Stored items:
============

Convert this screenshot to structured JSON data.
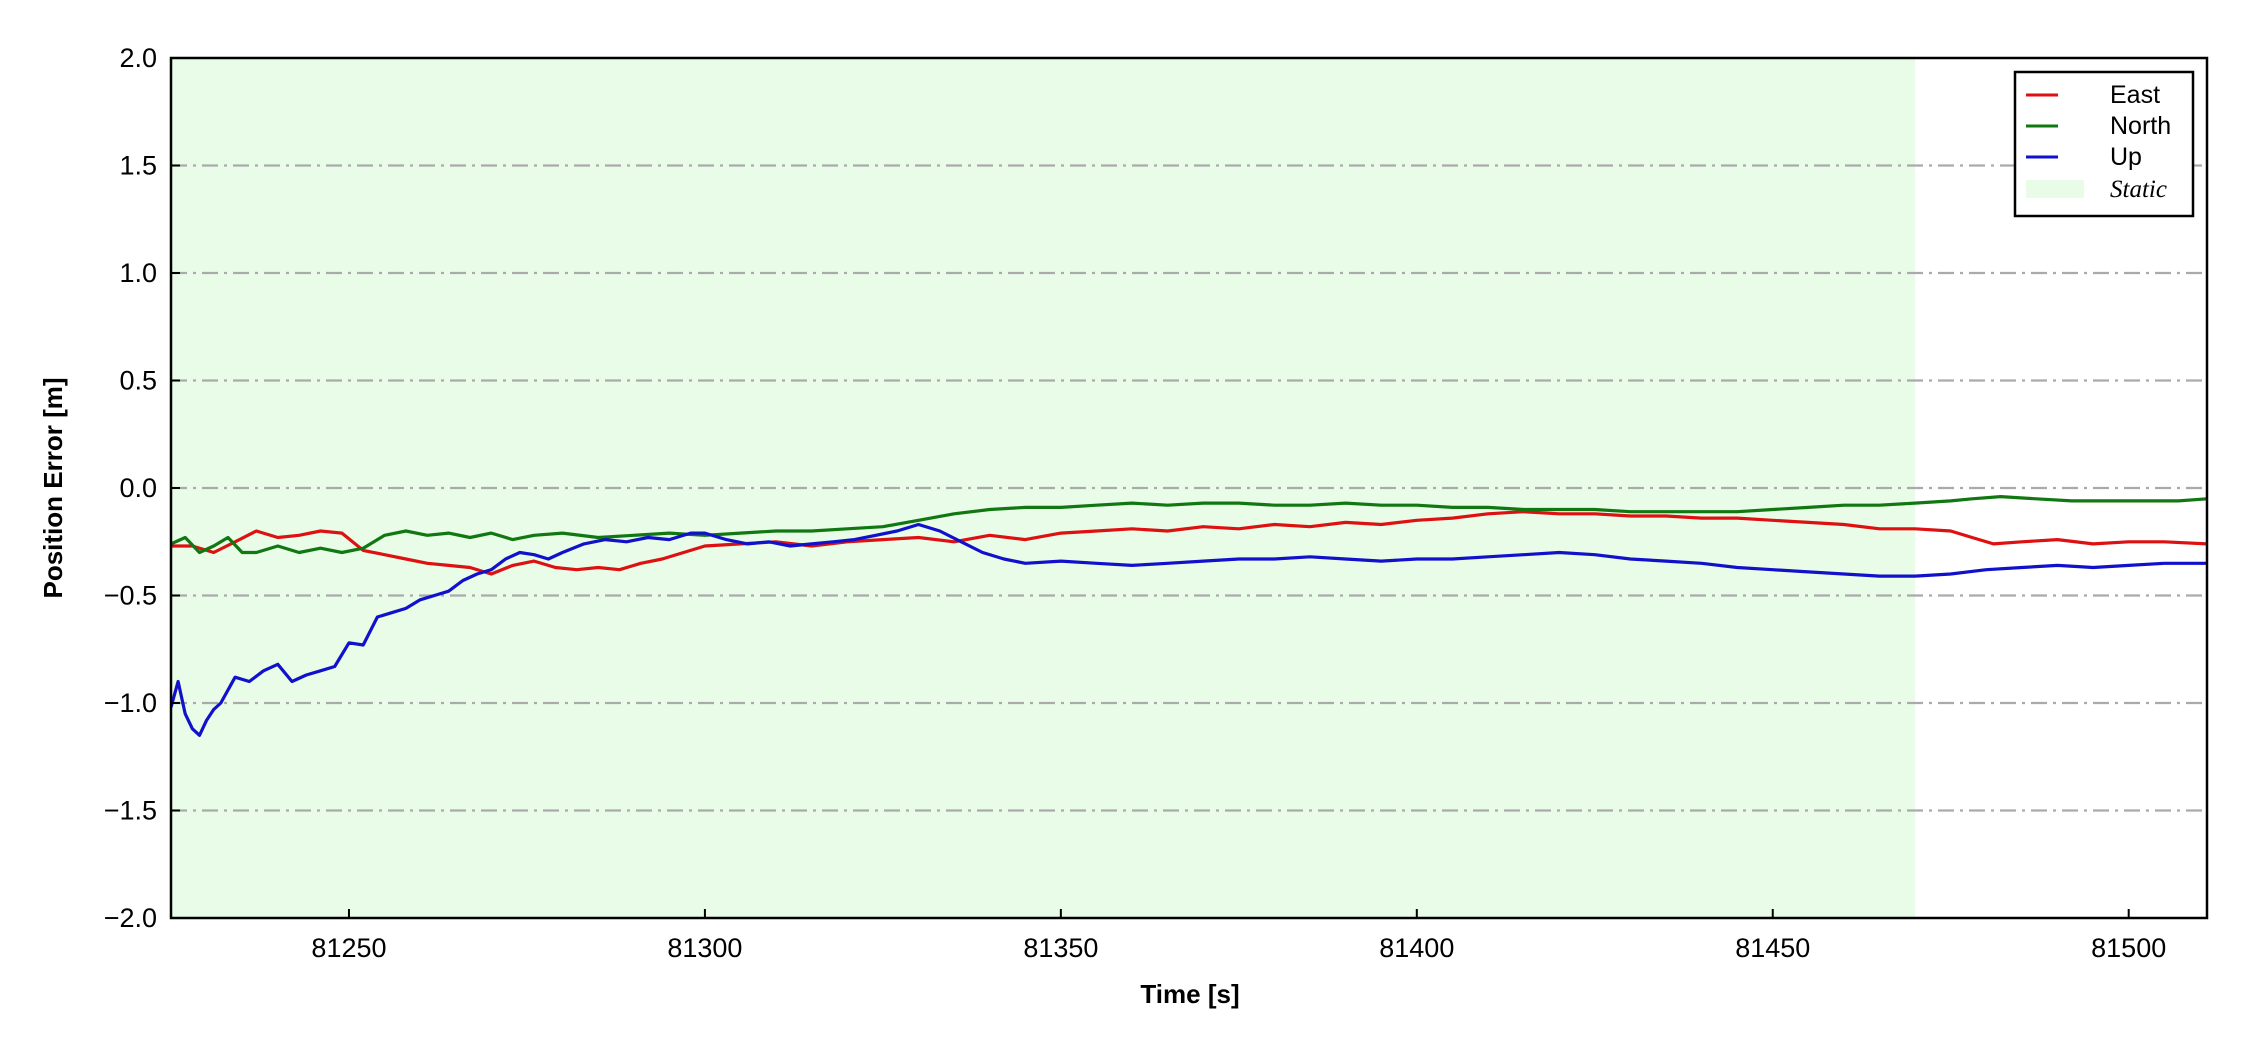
{
  "chart_data": {
    "type": "line",
    "title": "",
    "xlabel": "Time [s]",
    "ylabel": "Position Error [m]",
    "xlim": [
      81225,
      81511
    ],
    "ylim": [
      -2.0,
      2.0
    ],
    "xticks": [
      81250,
      81300,
      81350,
      81400,
      81450,
      81500
    ],
    "xtick_labels": [
      "81250",
      "81300",
      "81350",
      "81400",
      "81450",
      "81500"
    ],
    "yticks": [
      2.0,
      1.5,
      1.0,
      0.5,
      0.0,
      -0.5,
      -1.0,
      -1.5,
      -2.0
    ],
    "ytick_labels": [
      "2.0",
      "1.5",
      "1.0",
      "0.5",
      "0.0",
      "−0.5",
      "−1.0",
      "−1.5",
      "−2.0"
    ],
    "grid": "horizontal dash-dot",
    "legend_position": "top-right",
    "shaded_region": {
      "name": "Static",
      "x_start": 81225,
      "x_end": 81470,
      "color": "#e8fce8"
    },
    "series": [
      {
        "name": "East",
        "color": "#dd1111",
        "x": [
          81225,
          81228,
          81231,
          81234,
          81237,
          81240,
          81243,
          81246,
          81249,
          81252,
          81255,
          81258,
          81261,
          81264,
          81267,
          81270,
          81273,
          81276,
          81279,
          81282,
          81285,
          81288,
          81291,
          81294,
          81297,
          81300,
          81305,
          81310,
          81315,
          81320,
          81325,
          81330,
          81335,
          81340,
          81345,
          81350,
          81355,
          81360,
          81365,
          81370,
          81375,
          81380,
          81385,
          81390,
          81395,
          81400,
          81405,
          81410,
          81415,
          81420,
          81425,
          81430,
          81435,
          81440,
          81445,
          81450,
          81455,
          81460,
          81465,
          81470,
          81475,
          81478,
          81481,
          81485,
          81490,
          81495,
          81500,
          81505,
          81511
        ],
        "y": [
          -0.27,
          -0.27,
          -0.3,
          -0.25,
          -0.2,
          -0.23,
          -0.22,
          -0.2,
          -0.21,
          -0.29,
          -0.31,
          -0.33,
          -0.35,
          -0.36,
          -0.37,
          -0.4,
          -0.36,
          -0.34,
          -0.37,
          -0.38,
          -0.37,
          -0.38,
          -0.35,
          -0.33,
          -0.3,
          -0.27,
          -0.26,
          -0.25,
          -0.27,
          -0.25,
          -0.24,
          -0.23,
          -0.25,
          -0.22,
          -0.24,
          -0.21,
          -0.2,
          -0.19,
          -0.2,
          -0.18,
          -0.19,
          -0.17,
          -0.18,
          -0.16,
          -0.17,
          -0.15,
          -0.14,
          -0.12,
          -0.11,
          -0.12,
          -0.12,
          -0.13,
          -0.13,
          -0.14,
          -0.14,
          -0.15,
          -0.16,
          -0.17,
          -0.19,
          -0.19,
          -0.2,
          -0.23,
          -0.26,
          -0.25,
          -0.24,
          -0.26,
          -0.25,
          -0.25,
          -0.26
        ]
      },
      {
        "name": "North",
        "color": "#117711",
        "x": [
          81225,
          81227,
          81229,
          81231,
          81233,
          81235,
          81237,
          81240,
          81243,
          81246,
          81249,
          81252,
          81255,
          81258,
          81261,
          81264,
          81267,
          81270,
          81273,
          81276,
          81280,
          81285,
          81290,
          81295,
          81300,
          81305,
          81310,
          81315,
          81320,
          81325,
          81330,
          81335,
          81340,
          81345,
          81350,
          81355,
          81360,
          81365,
          81370,
          81375,
          81380,
          81385,
          81390,
          81395,
          81400,
          81405,
          81410,
          81415,
          81420,
          81425,
          81430,
          81435,
          81440,
          81445,
          81450,
          81455,
          81460,
          81465,
          81470,
          81475,
          81478,
          81482,
          81487,
          81492,
          81497,
          81502,
          81507,
          81511
        ],
        "y": [
          -0.26,
          -0.23,
          -0.3,
          -0.27,
          -0.23,
          -0.3,
          -0.3,
          -0.27,
          -0.3,
          -0.28,
          -0.3,
          -0.28,
          -0.22,
          -0.2,
          -0.22,
          -0.21,
          -0.23,
          -0.21,
          -0.24,
          -0.22,
          -0.21,
          -0.23,
          -0.22,
          -0.21,
          -0.22,
          -0.21,
          -0.2,
          -0.2,
          -0.19,
          -0.18,
          -0.15,
          -0.12,
          -0.1,
          -0.09,
          -0.09,
          -0.08,
          -0.07,
          -0.08,
          -0.07,
          -0.07,
          -0.08,
          -0.08,
          -0.07,
          -0.08,
          -0.08,
          -0.09,
          -0.09,
          -0.1,
          -0.1,
          -0.1,
          -0.11,
          -0.11,
          -0.11,
          -0.11,
          -0.1,
          -0.09,
          -0.08,
          -0.08,
          -0.07,
          -0.06,
          -0.05,
          -0.04,
          -0.05,
          -0.06,
          -0.06,
          -0.06,
          -0.06,
          -0.05
        ]
      },
      {
        "name": "Up",
        "color": "#1111cc",
        "x": [
          81225,
          81226,
          81227,
          81228,
          81229,
          81230,
          81231,
          81232,
          81234,
          81236,
          81238,
          81240,
          81242,
          81244,
          81246,
          81248,
          81250,
          81252,
          81254,
          81256,
          81258,
          81260,
          81262,
          81264,
          81266,
          81268,
          81270,
          81272,
          81274,
          81276,
          81278,
          81280,
          81283,
          81286,
          81289,
          81292,
          81295,
          81298,
          81300,
          81303,
          81306,
          81309,
          81312,
          81315,
          81318,
          81321,
          81324,
          81327,
          81330,
          81333,
          81336,
          81339,
          81342,
          81345,
          81350,
          81355,
          81360,
          81365,
          81370,
          81375,
          81380,
          81385,
          81390,
          81395,
          81400,
          81405,
          81410,
          81415,
          81420,
          81425,
          81430,
          81435,
          81440,
          81445,
          81450,
          81455,
          81460,
          81465,
          81470,
          81475,
          81480,
          81485,
          81490,
          81495,
          81500,
          81505,
          81511
        ],
        "y": [
          -1.02,
          -0.9,
          -1.05,
          -1.12,
          -1.15,
          -1.08,
          -1.03,
          -1.0,
          -0.88,
          -0.9,
          -0.85,
          -0.82,
          -0.9,
          -0.87,
          -0.85,
          -0.83,
          -0.72,
          -0.73,
          -0.6,
          -0.58,
          -0.56,
          -0.52,
          -0.5,
          -0.48,
          -0.43,
          -0.4,
          -0.38,
          -0.33,
          -0.3,
          -0.31,
          -0.33,
          -0.3,
          -0.26,
          -0.24,
          -0.25,
          -0.23,
          -0.24,
          -0.21,
          -0.21,
          -0.24,
          -0.26,
          -0.25,
          -0.27,
          -0.26,
          -0.25,
          -0.24,
          -0.22,
          -0.2,
          -0.17,
          -0.2,
          -0.25,
          -0.3,
          -0.33,
          -0.35,
          -0.34,
          -0.35,
          -0.36,
          -0.35,
          -0.34,
          -0.33,
          -0.33,
          -0.32,
          -0.33,
          -0.34,
          -0.33,
          -0.33,
          -0.32,
          -0.31,
          -0.3,
          -0.31,
          -0.33,
          -0.34,
          -0.35,
          -0.37,
          -0.38,
          -0.39,
          -0.4,
          -0.41,
          -0.41,
          -0.4,
          -0.38,
          -0.37,
          -0.36,
          -0.37,
          -0.36,
          -0.35,
          -0.35
        ]
      }
    ]
  }
}
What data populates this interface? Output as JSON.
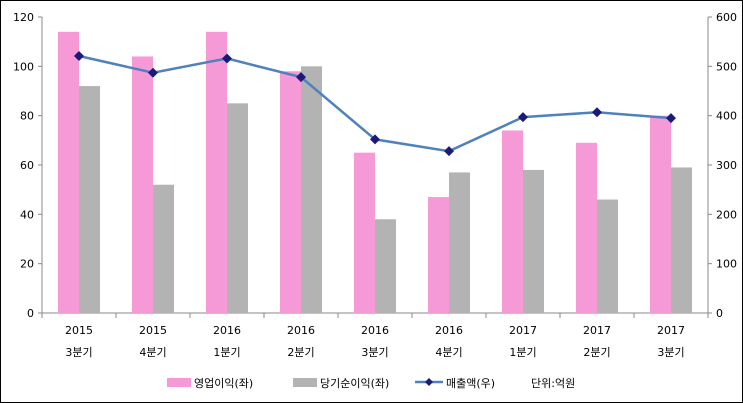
{
  "chart_data": {
    "type": "bar",
    "categories": [
      [
        "2015",
        "3분기"
      ],
      [
        "2015",
        "4분기"
      ],
      [
        "2016",
        "1분기"
      ],
      [
        "2016",
        "2분기"
      ],
      [
        "2016",
        "3분기"
      ],
      [
        "2016",
        "4분기"
      ],
      [
        "2017",
        "1분기"
      ],
      [
        "2017",
        "2분기"
      ],
      [
        "2017",
        "3분기"
      ]
    ],
    "series": [
      {
        "name": "영업이익(좌)",
        "type": "bar",
        "axis": "left",
        "color": "#f59ad6",
        "values": [
          114,
          104,
          114,
          98,
          65,
          47,
          74,
          69,
          80
        ]
      },
      {
        "name": "당기순이익(좌)",
        "type": "bar",
        "axis": "left",
        "color": "#b3b3b3",
        "values": [
          92,
          52,
          85,
          100,
          38,
          57,
          58,
          46,
          59
        ]
      },
      {
        "name": "매출액(우)",
        "type": "line",
        "axis": "right",
        "color": "#4f81bd",
        "marker_color": "#1a1a7a",
        "values": [
          521,
          487,
          516,
          478,
          352,
          328,
          397,
          407,
          395
        ]
      }
    ],
    "ylim_left": [
      0,
      120
    ],
    "yticks_left": [
      0,
      20,
      40,
      60,
      80,
      100,
      120
    ],
    "ylim_right": [
      0,
      600
    ],
    "yticks_right": [
      0,
      100,
      200,
      300,
      400,
      500,
      600
    ],
    "unit_note": "단위:억원",
    "legend_position": "bottom",
    "grid": false
  }
}
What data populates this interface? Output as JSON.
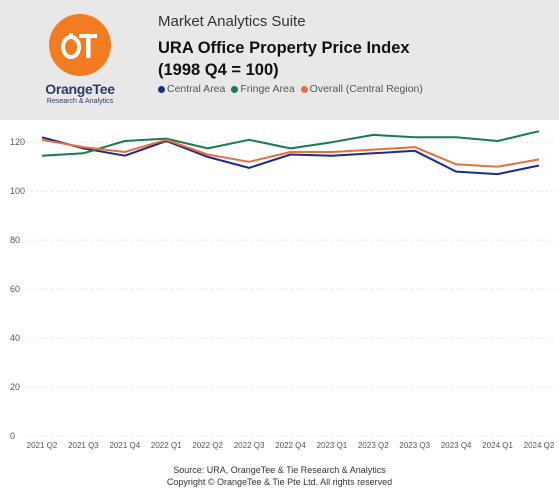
{
  "header": {
    "brand_name": "OrangeTee",
    "brand_tagline": "Research & Analytics",
    "logo_text": "OT",
    "suite_name": "Market Analytics Suite",
    "title_line1": "URA Office Property Price Index",
    "title_line2": "(1998 Q4 = 100)"
  },
  "colors": {
    "accent": "#f37b20",
    "header_bg": "#e8e8e8"
  },
  "footer": {
    "source": "Source: URA, OrangeTee & Tie Research & Analytics",
    "copyright": "Copyright © OrangeTee & Tie Pte Ltd. All rights reserved"
  },
  "chart_data": {
    "type": "line",
    "title": "URA Office Property Price Index",
    "categories": [
      "2021 Q2",
      "2021 Q3",
      "2021 Q4",
      "2022 Q1",
      "2022 Q2",
      "2022 Q3",
      "2022 Q4",
      "2023 Q1",
      "2023 Q2",
      "2023 Q3",
      "2023 Q4",
      "2024 Q1",
      "2024 Q2"
    ],
    "series": [
      {
        "name": "Central Area",
        "color": "#1f2b8c",
        "values": [
          122.0,
          117.5,
          114.5,
          120.5,
          114.0,
          109.5,
          115.0,
          114.5,
          115.5,
          116.5,
          108.0,
          107.0,
          110.5
        ]
      },
      {
        "name": "Fringe Area",
        "color": "#1a7a52",
        "values": [
          114.5,
          115.5,
          120.5,
          121.5,
          117.5,
          121.0,
          117.5,
          120.0,
          123.0,
          122.0,
          122.0,
          120.5,
          124.5
        ]
      },
      {
        "name": "Overall (Central Region)",
        "color": "#e8703a",
        "values": [
          121.0,
          118.0,
          116.0,
          121.0,
          115.0,
          112.0,
          116.0,
          116.0,
          117.0,
          118.0,
          111.0,
          110.0,
          113.0
        ]
      }
    ],
    "yticks": [
      0,
      20,
      40,
      60,
      80,
      100,
      120
    ],
    "ylim": [
      0,
      125
    ],
    "grid": true,
    "legend_position": "top"
  }
}
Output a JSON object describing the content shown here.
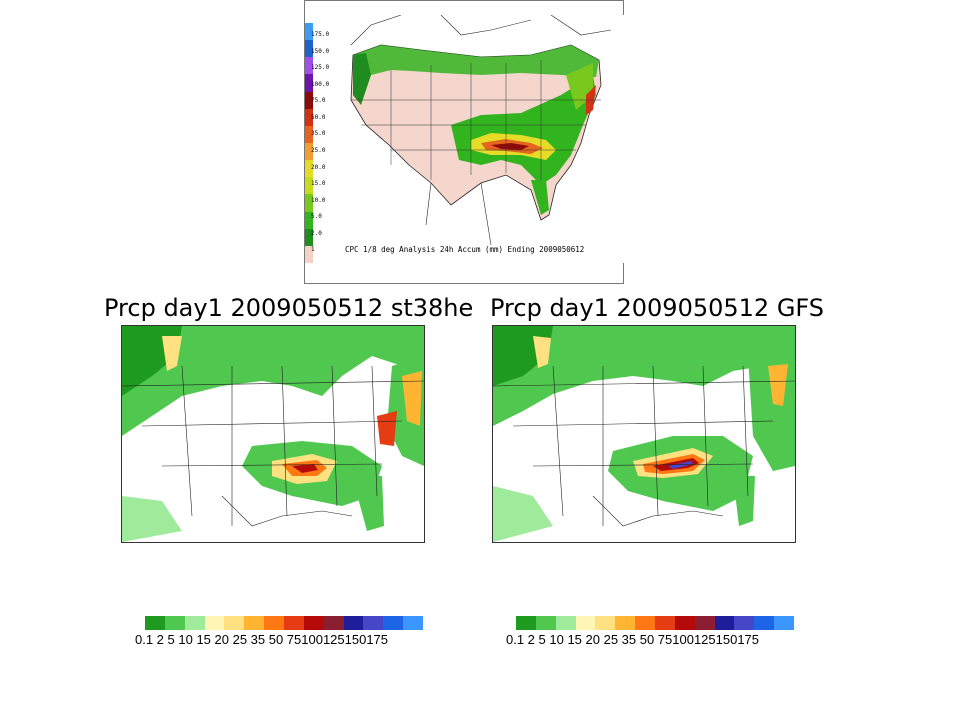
{
  "top_panel": {
    "caption": "CPC 1/8 deg Analysis 24h Accum (mm) Ending 2009050612",
    "legend_values": [
      "175.0",
      "150.0",
      "125.0",
      "100.0",
      "75.0",
      "50.0",
      "35.0",
      "25.0",
      "20.0",
      "15.0",
      "10.0",
      "5.0",
      "2.0",
      "1"
    ],
    "legend_colors": [
      "#3c9cf0",
      "#1e64c8",
      "#a050e6",
      "#6e14aa",
      "#8c0a0a",
      "#d23214",
      "#e6641e",
      "#f0a032",
      "#e6dc28",
      "#c8dc1e",
      "#78c81e",
      "#32b41e",
      "#1e8c1e",
      "#f5d2c8"
    ]
  },
  "left_panel": {
    "title": "Prcp day1 2009050512 st38he"
  },
  "right_panel": {
    "title": "Prcp day1 2009050512 GFS"
  },
  "colorbar": {
    "colors": [
      "#1e9b1e",
      "#50c850",
      "#a0eb9b",
      "#fff5b4",
      "#ffe182",
      "#ffb432",
      "#ff7814",
      "#e63c14",
      "#b40a0a",
      "#8c1e32",
      "#1e1e9b",
      "#4646c8",
      "#1e64e6",
      "#3c96ff"
    ],
    "labels": [
      "0.1",
      "2",
      "5",
      "10",
      "15",
      "20",
      "25",
      "35",
      "50",
      "75",
      "100",
      "125",
      "150",
      "175"
    ],
    "label_text": "0.1 2   5  10 15 20 25 35 50 75100125150175"
  }
}
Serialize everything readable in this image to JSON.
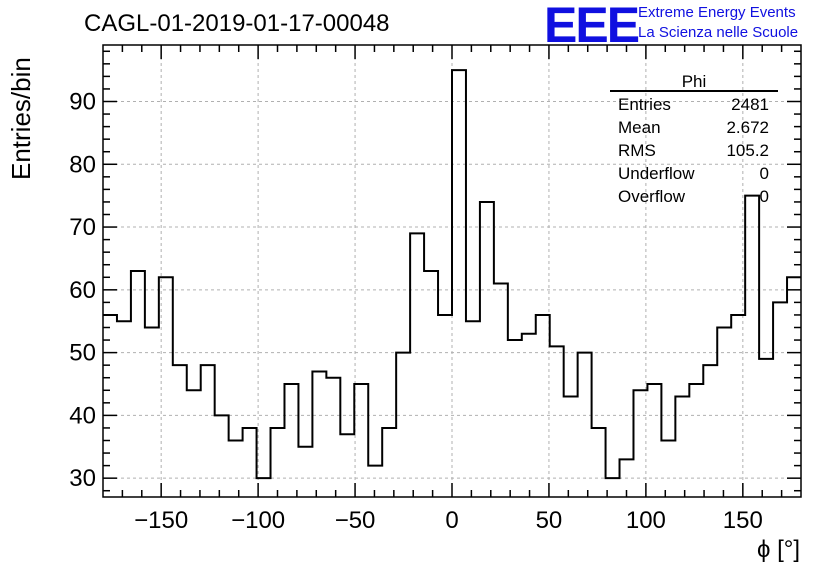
{
  "title": "CAGL-01-2019-01-17-00048",
  "logo": {
    "text": "EEE",
    "line1": "Extreme Energy Events",
    "line2": "La Scienza nelle Scuole",
    "color": "#1010e0"
  },
  "stats": {
    "name": "Phi",
    "rows": [
      {
        "label": "Entries",
        "value": "2481"
      },
      {
        "label": "Mean",
        "value": "2.672"
      },
      {
        "label": "RMS",
        "value": "105.2"
      },
      {
        "label": "Underflow",
        "value": "0"
      },
      {
        "label": "Overflow",
        "value": "0"
      }
    ]
  },
  "chart_data": {
    "type": "bar",
    "histogram": true,
    "xlabel": "ϕ [°]",
    "ylabel": "Entries/bin",
    "xlim": [
      -180,
      180
    ],
    "ylim": [
      27,
      99
    ],
    "bin_width": 7.2,
    "x_ticks": [
      -150,
      -100,
      -50,
      0,
      50,
      100,
      150
    ],
    "y_ticks": [
      30,
      40,
      50,
      60,
      70,
      80,
      90
    ],
    "grid": true,
    "values": [
      56,
      55,
      63,
      54,
      62,
      48,
      44,
      48,
      40,
      36,
      38,
      30,
      38,
      45,
      35,
      47,
      46,
      37,
      45,
      32,
      38,
      50,
      69,
      63,
      56,
      95,
      55,
      74,
      61,
      52,
      53,
      56,
      51,
      43,
      50,
      38,
      30,
      33,
      44,
      45,
      36,
      43,
      45,
      48,
      54,
      56,
      75,
      49,
      58,
      62
    ]
  }
}
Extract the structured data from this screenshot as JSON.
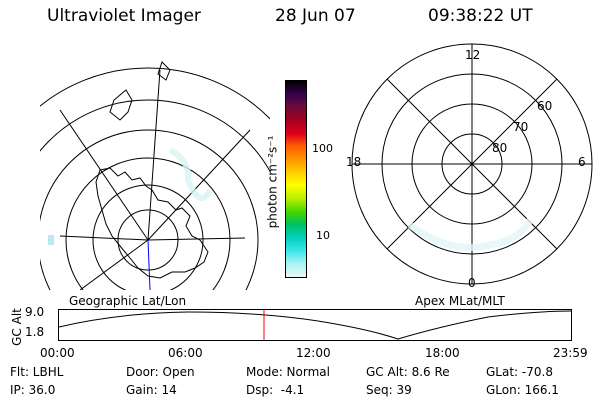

============

DESCRIPTION OF THE TASK. Determine how many lines in the data above contain the string "screenshot". Give nothing except the number.

RESPONSE TO THE EXERCISE. 2